### GIVEN REQUEST:
Pictures stay out of your copy, but everything else in the records below must be repeated exactly.

(Records that describe figures)
····················

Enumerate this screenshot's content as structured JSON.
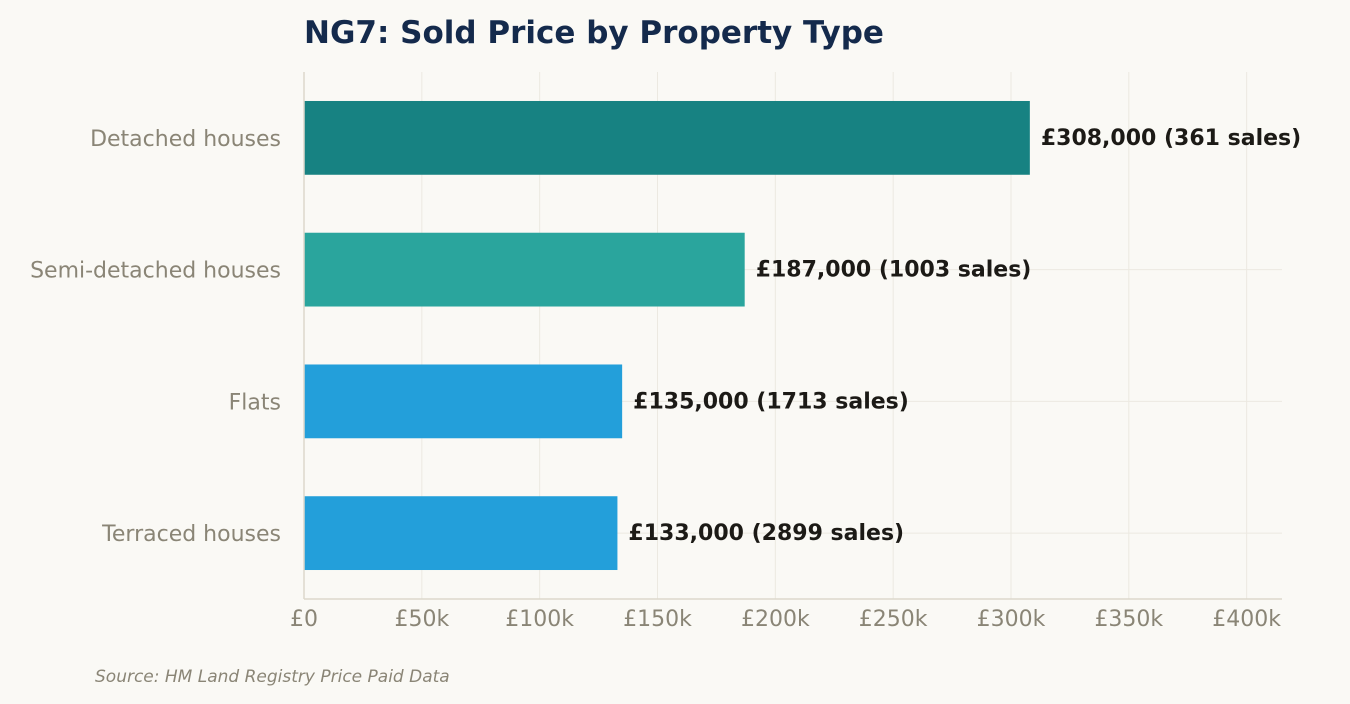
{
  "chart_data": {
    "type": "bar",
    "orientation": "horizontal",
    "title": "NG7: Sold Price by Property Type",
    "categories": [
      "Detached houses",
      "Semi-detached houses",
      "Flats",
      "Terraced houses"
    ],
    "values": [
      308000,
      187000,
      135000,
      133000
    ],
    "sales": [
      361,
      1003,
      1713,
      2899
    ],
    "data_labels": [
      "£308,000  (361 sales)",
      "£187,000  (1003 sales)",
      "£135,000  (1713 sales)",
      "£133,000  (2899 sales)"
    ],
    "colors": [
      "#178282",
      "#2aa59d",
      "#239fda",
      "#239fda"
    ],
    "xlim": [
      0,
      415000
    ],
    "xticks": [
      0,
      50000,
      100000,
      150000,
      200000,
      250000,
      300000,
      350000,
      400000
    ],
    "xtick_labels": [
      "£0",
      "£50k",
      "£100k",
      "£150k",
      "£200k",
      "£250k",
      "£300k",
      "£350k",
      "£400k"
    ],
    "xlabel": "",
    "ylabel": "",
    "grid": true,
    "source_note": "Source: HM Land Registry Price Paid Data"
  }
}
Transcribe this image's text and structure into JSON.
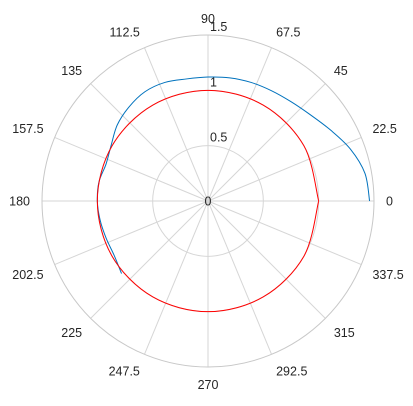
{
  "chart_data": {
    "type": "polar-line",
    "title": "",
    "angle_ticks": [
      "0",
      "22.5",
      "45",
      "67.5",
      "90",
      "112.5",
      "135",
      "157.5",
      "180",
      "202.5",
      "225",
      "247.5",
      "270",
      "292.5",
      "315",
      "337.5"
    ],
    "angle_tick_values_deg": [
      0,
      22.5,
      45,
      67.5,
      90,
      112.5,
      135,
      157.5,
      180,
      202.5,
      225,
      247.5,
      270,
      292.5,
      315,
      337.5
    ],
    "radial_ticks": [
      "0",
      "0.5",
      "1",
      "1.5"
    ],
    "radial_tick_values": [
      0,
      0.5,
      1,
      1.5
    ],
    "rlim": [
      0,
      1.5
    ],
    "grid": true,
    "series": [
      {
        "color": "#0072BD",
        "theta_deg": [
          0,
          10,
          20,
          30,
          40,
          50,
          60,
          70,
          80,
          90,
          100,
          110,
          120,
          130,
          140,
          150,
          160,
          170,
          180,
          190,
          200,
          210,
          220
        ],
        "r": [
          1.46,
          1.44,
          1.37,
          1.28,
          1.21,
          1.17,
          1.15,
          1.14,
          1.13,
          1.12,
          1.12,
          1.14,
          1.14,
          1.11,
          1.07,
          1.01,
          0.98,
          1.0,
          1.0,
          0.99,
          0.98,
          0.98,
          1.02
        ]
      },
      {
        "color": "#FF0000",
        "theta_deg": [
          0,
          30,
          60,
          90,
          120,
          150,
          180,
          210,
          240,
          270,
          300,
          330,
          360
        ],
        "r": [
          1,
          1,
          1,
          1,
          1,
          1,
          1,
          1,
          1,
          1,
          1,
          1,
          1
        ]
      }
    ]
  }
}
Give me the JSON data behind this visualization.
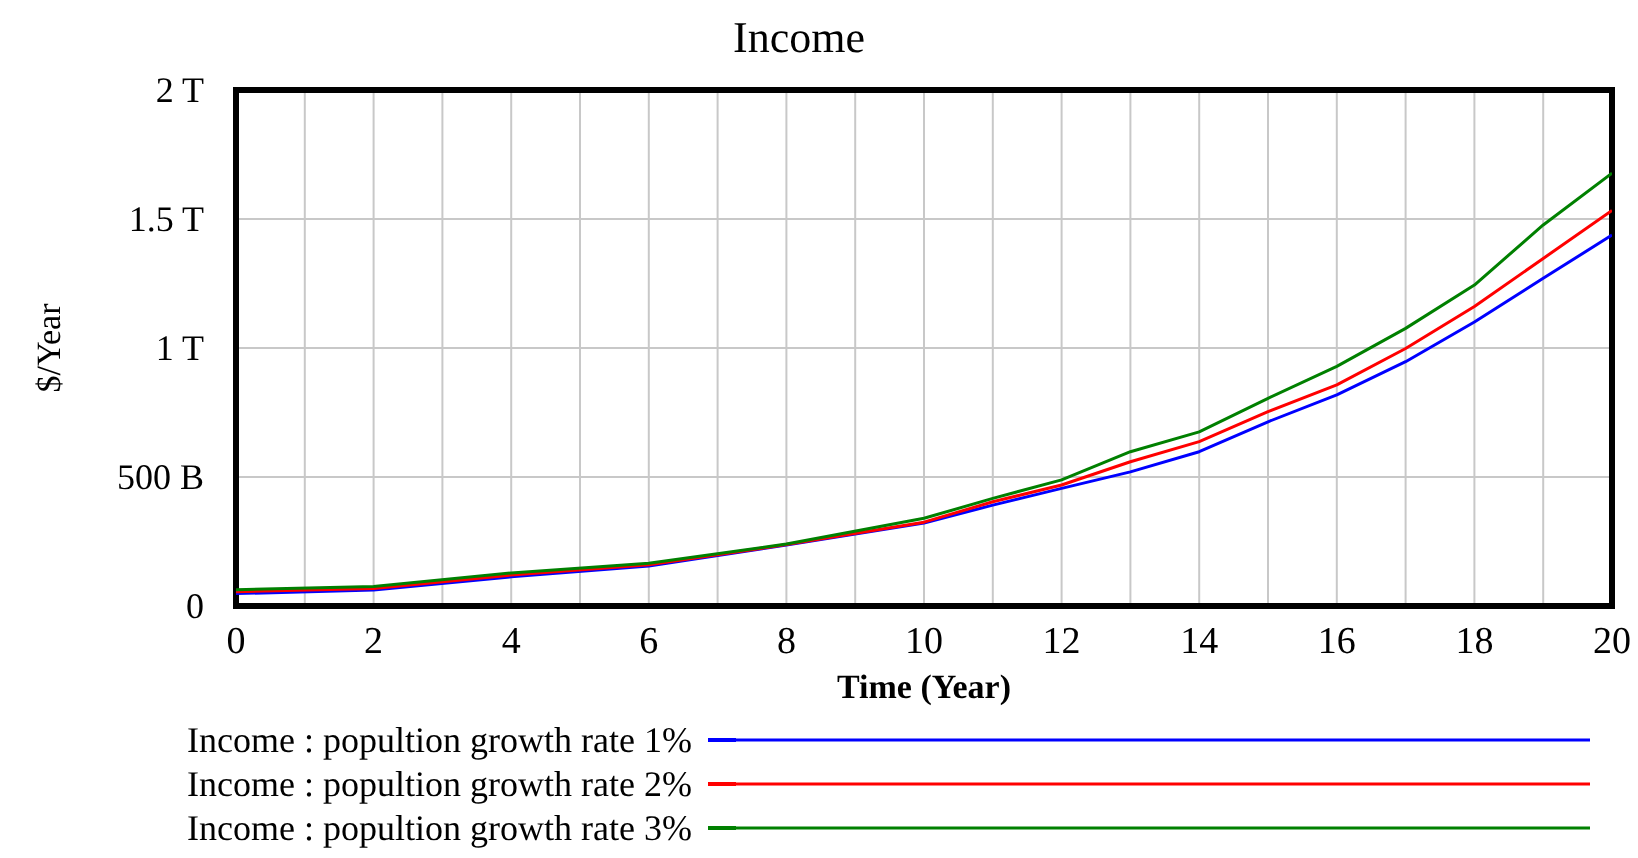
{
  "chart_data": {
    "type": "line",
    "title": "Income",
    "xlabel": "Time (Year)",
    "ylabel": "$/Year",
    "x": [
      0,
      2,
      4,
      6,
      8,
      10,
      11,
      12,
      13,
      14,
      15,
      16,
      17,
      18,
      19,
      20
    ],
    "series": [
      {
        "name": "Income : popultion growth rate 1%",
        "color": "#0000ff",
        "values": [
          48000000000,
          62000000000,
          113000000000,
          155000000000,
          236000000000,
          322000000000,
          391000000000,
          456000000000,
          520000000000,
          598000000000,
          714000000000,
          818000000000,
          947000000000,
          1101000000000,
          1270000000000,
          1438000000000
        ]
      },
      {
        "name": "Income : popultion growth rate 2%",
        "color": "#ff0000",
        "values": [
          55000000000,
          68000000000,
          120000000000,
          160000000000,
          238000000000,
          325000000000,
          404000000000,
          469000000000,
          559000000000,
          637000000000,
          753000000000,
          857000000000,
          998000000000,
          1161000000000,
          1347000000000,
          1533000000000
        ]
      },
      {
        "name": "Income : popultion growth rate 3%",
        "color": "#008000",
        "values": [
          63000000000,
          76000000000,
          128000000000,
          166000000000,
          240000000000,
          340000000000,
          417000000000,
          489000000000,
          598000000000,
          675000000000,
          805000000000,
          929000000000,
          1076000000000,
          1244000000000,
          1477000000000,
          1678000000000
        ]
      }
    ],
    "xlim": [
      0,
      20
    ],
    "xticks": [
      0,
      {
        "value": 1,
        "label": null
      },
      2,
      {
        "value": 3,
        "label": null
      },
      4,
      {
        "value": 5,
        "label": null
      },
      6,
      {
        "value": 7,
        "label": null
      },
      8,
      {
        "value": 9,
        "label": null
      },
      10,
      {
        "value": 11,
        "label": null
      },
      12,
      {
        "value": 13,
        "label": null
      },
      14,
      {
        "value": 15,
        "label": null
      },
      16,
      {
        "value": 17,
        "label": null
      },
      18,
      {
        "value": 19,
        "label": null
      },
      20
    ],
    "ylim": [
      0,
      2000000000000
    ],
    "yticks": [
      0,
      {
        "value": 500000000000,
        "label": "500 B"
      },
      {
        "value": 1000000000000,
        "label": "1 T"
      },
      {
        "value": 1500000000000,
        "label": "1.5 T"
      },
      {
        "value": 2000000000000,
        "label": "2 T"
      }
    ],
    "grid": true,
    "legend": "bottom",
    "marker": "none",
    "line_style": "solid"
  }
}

····················

### RESULT:
Enumerate this screenshot's content as structured JSON.
{
  "chart_data": {
    "type": "bar",
    "orientation": "horizontal",
    "title": "NG7: Sold Price by Property Type",
    "categories": [
      "Detached houses",
      "Semi-detached houses",
      "Flats",
      "Terraced houses"
    ],
    "values": [
      308000,
      187000,
      135000,
      133000
    ],
    "sales": [
      361,
      1003,
      1713,
      2899
    ],
    "data_labels": [
      "£308,000  (361 sales)",
      "£187,000  (1003 sales)",
      "£135,000  (1713 sales)",
      "£133,000  (2899 sales)"
    ],
    "colors": [
      "#178282",
      "#2aa59d",
      "#239fda",
      "#239fda"
    ],
    "xlim": [
      0,
      415000
    ],
    "xticks": [
      0,
      50000,
      100000,
      150000,
      200000,
      250000,
      300000,
      350000,
      400000
    ],
    "xtick_labels": [
      "£0",
      "£50k",
      "£100k",
      "£150k",
      "£200k",
      "£250k",
      "£300k",
      "£350k",
      "£400k"
    ],
    "xlabel": "",
    "ylabel": "",
    "grid": true,
    "source_note": "Source: HM Land Registry Price Paid Data"
  }
}
Transcribe this image's text and structure into JSON.
{
  "chart_data": {
    "type": "polar-line",
    "title": "",
    "angle_ticks": [
      "0",
      "22.5",
      "45",
      "67.5",
      "90",
      "112.5",
      "135",
      "157.5",
      "180",
      "202.5",
      "225",
      "247.5",
      "270",
      "292.5",
      "315",
      "337.5"
    ],
    "angle_tick_values_deg": [
      0,
      22.5,
      45,
      67.5,
      90,
      112.5,
      135,
      157.5,
      180,
      202.5,
      225,
      247.5,
      270,
      292.5,
      315,
      337.5
    ],
    "radial_ticks": [
      "0",
      "0.5",
      "1",
      "1.5"
    ],
    "radial_tick_values": [
      0,
      0.5,
      1,
      1.5
    ],
    "rlim": [
      0,
      1.5
    ],
    "grid": true,
    "series": [
      {
        "color": "#0072BD",
        "theta_deg": [
          0,
          10,
          20,
          30,
          40,
          50,
          60,
          70,
          80,
          90,
          100,
          110,
          120,
          130,
          140,
          150,
          160,
          170,
          180,
          190,
          200,
          210,
          220
        ],
        "r": [
          1.46,
          1.44,
          1.37,
          1.28,
          1.21,
          1.17,
          1.15,
          1.14,
          1.13,
          1.12,
          1.12,
          1.14,
          1.14,
          1.11,
          1.07,
          1.01,
          0.98,
          1.0,
          1.0,
          0.99,
          0.98,
          0.98,
          1.02
        ]
      },
      {
        "color": "#FF0000",
        "theta_deg": [
          0,
          30,
          60,
          90,
          120,
          150,
          180,
          210,
          240,
          270,
          300,
          330,
          360
        ],
        "r": [
          1,
          1,
          1,
          1,
          1,
          1,
          1,
          1,
          1,
          1,
          1,
          1,
          1
        ]
      }
    ]
  }
}
Give me the JSON data behind this visualization.
{
  "chart_data": {
    "type": "line",
    "title": "Income",
    "xlabel": "Time (Year)",
    "ylabel": "$/Year",
    "x": [
      0,
      2,
      4,
      6,
      8,
      10,
      11,
      12,
      13,
      14,
      15,
      16,
      17,
      18,
      19,
      20
    ],
    "series": [
      {
        "name": "Income : popultion growth rate 1%",
        "color": "#0000ff",
        "values": [
          48000000000,
          62000000000,
          113000000000,
          155000000000,
          236000000000,
          322000000000,
          391000000000,
          456000000000,
          520000000000,
          598000000000,
          714000000000,
          818000000000,
          947000000000,
          1101000000000,
          1270000000000,
          1438000000000
        ]
      },
      {
        "name": "Income : popultion growth rate 2%",
        "color": "#ff0000",
        "values": [
          55000000000,
          68000000000,
          120000000000,
          160000000000,
          238000000000,
          325000000000,
          404000000000,
          469000000000,
          559000000000,
          637000000000,
          753000000000,
          857000000000,
          998000000000,
          1161000000000,
          1347000000000,
          1533000000000
        ]
      },
      {
        "name": "Income : popultion growth rate 3%",
        "color": "#008000",
        "values": [
          63000000000,
          76000000000,
          128000000000,
          166000000000,
          240000000000,
          340000000000,
          417000000000,
          489000000000,
          598000000000,
          675000000000,
          805000000000,
          929000000000,
          1076000000000,
          1244000000000,
          1477000000000,
          1678000000000
        ]
      }
    ],
    "xlim": [
      0,
      20
    ],
    "xticks": [
      0,
      {
        "value": 1,
        "label": null
      },
      2,
      {
        "value": 3,
        "label": null
      },
      4,
      {
        "value": 5,
        "label": null
      },
      6,
      {
        "value": 7,
        "label": null
      },
      8,
      {
        "value": 9,
        "label": null
      },
      10,
      {
        "value": 11,
        "label": null
      },
      12,
      {
        "value": 13,
        "label": null
      },
      14,
      {
        "value": 15,
        "label": null
      },
      16,
      {
        "value": 17,
        "label": null
      },
      18,
      {
        "value": 19,
        "label": null
      },
      20
    ],
    "ylim": [
      0,
      2000000000000
    ],
    "yticks": [
      0,
      {
        "value": 500000000000,
        "label": "500 B"
      },
      {
        "value": 1000000000000,
        "label": "1 T"
      },
      {
        "value": 1500000000000,
        "label": "1.5 T"
      },
      {
        "value": 2000000000000,
        "label": "2 T"
      }
    ],
    "grid": true,
    "legend": "bottom",
    "marker": "none",
    "line_style": "solid"
  }
}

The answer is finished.